• _Task objective_: Wherever a line below holds the word "Nano", copy that line.

Dataset entries on figures:
---

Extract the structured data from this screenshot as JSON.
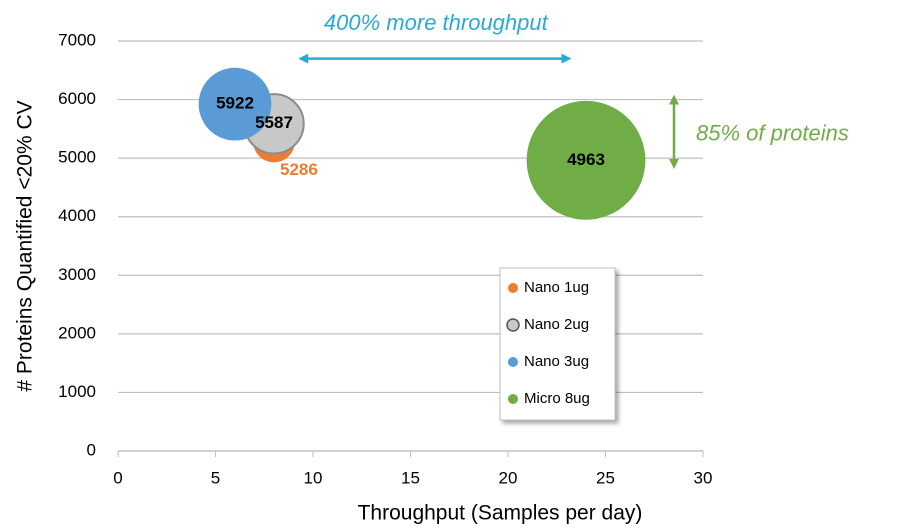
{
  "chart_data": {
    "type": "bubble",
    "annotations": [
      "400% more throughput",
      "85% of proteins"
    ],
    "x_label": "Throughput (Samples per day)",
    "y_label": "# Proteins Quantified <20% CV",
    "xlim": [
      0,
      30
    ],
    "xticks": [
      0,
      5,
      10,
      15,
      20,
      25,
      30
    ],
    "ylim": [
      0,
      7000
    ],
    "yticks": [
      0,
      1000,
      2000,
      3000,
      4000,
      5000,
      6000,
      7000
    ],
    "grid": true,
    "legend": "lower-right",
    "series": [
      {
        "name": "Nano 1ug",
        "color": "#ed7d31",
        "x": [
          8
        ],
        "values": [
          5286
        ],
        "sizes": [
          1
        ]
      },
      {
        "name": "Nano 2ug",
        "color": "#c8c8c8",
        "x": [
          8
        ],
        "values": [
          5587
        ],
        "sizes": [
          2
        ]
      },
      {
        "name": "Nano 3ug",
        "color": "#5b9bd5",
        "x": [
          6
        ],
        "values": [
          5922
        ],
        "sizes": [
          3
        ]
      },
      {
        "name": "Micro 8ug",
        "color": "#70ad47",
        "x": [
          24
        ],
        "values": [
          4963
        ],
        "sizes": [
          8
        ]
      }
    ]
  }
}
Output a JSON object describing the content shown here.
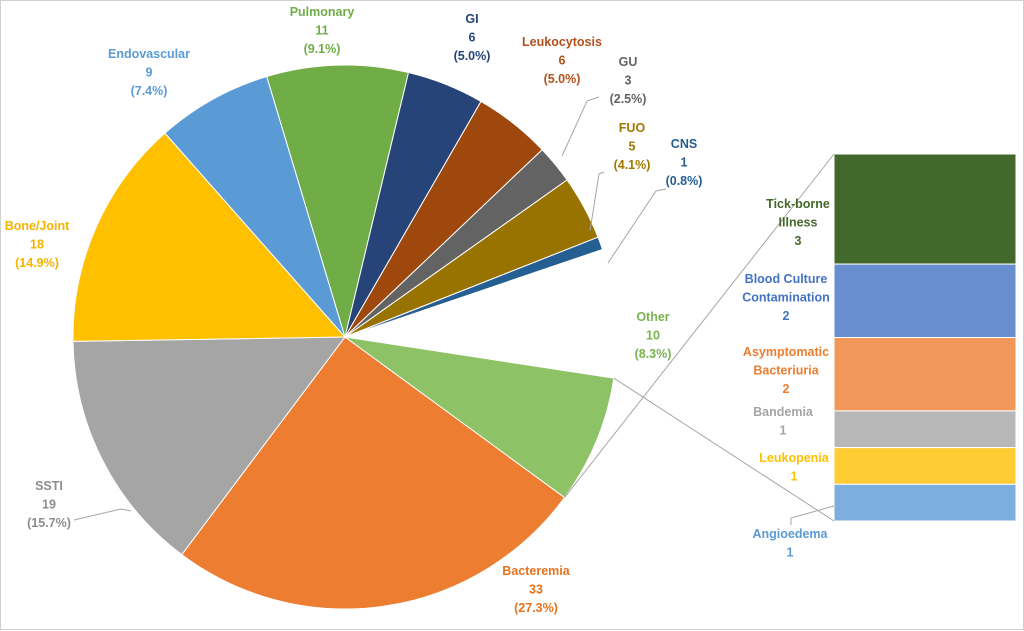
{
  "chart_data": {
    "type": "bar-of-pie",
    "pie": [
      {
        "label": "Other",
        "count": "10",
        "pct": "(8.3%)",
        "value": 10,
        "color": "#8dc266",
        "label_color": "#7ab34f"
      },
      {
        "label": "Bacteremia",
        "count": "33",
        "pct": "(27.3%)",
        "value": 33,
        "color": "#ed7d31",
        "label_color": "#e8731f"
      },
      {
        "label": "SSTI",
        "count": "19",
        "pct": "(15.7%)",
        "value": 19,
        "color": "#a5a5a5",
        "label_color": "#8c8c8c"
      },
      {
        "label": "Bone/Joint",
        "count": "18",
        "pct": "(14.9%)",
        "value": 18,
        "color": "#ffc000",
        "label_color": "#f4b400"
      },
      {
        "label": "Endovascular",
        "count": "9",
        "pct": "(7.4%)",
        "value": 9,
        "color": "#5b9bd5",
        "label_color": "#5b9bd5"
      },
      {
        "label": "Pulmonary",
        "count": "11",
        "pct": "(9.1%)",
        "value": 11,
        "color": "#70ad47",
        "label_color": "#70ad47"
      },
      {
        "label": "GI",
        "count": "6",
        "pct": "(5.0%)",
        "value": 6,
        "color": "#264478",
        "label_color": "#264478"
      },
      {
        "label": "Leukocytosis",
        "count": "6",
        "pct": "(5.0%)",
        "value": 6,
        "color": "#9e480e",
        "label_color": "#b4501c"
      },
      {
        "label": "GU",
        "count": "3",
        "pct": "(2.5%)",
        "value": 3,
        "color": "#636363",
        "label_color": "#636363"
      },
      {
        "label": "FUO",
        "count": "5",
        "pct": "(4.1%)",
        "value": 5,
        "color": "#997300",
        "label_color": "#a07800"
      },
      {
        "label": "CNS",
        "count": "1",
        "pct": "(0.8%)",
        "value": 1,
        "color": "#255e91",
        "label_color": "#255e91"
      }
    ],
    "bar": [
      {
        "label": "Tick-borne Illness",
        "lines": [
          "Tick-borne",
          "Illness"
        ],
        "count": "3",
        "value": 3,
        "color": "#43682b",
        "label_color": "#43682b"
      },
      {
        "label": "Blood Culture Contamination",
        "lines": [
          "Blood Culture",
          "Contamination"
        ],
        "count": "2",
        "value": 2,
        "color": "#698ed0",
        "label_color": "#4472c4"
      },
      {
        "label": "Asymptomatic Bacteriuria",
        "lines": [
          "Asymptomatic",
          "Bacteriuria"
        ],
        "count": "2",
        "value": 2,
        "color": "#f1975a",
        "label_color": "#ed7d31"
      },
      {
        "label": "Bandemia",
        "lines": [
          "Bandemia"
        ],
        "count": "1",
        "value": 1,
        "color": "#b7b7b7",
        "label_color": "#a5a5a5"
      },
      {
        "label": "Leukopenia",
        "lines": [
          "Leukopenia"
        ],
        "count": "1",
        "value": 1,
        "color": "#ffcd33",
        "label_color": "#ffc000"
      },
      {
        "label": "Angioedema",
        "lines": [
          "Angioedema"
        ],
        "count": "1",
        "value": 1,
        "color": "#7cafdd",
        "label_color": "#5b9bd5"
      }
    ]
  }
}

---

• _Exercise output_:
        "name": "Nano 1ug",
        "name": "Nano 2ug",
        "name": "Nano 3ug",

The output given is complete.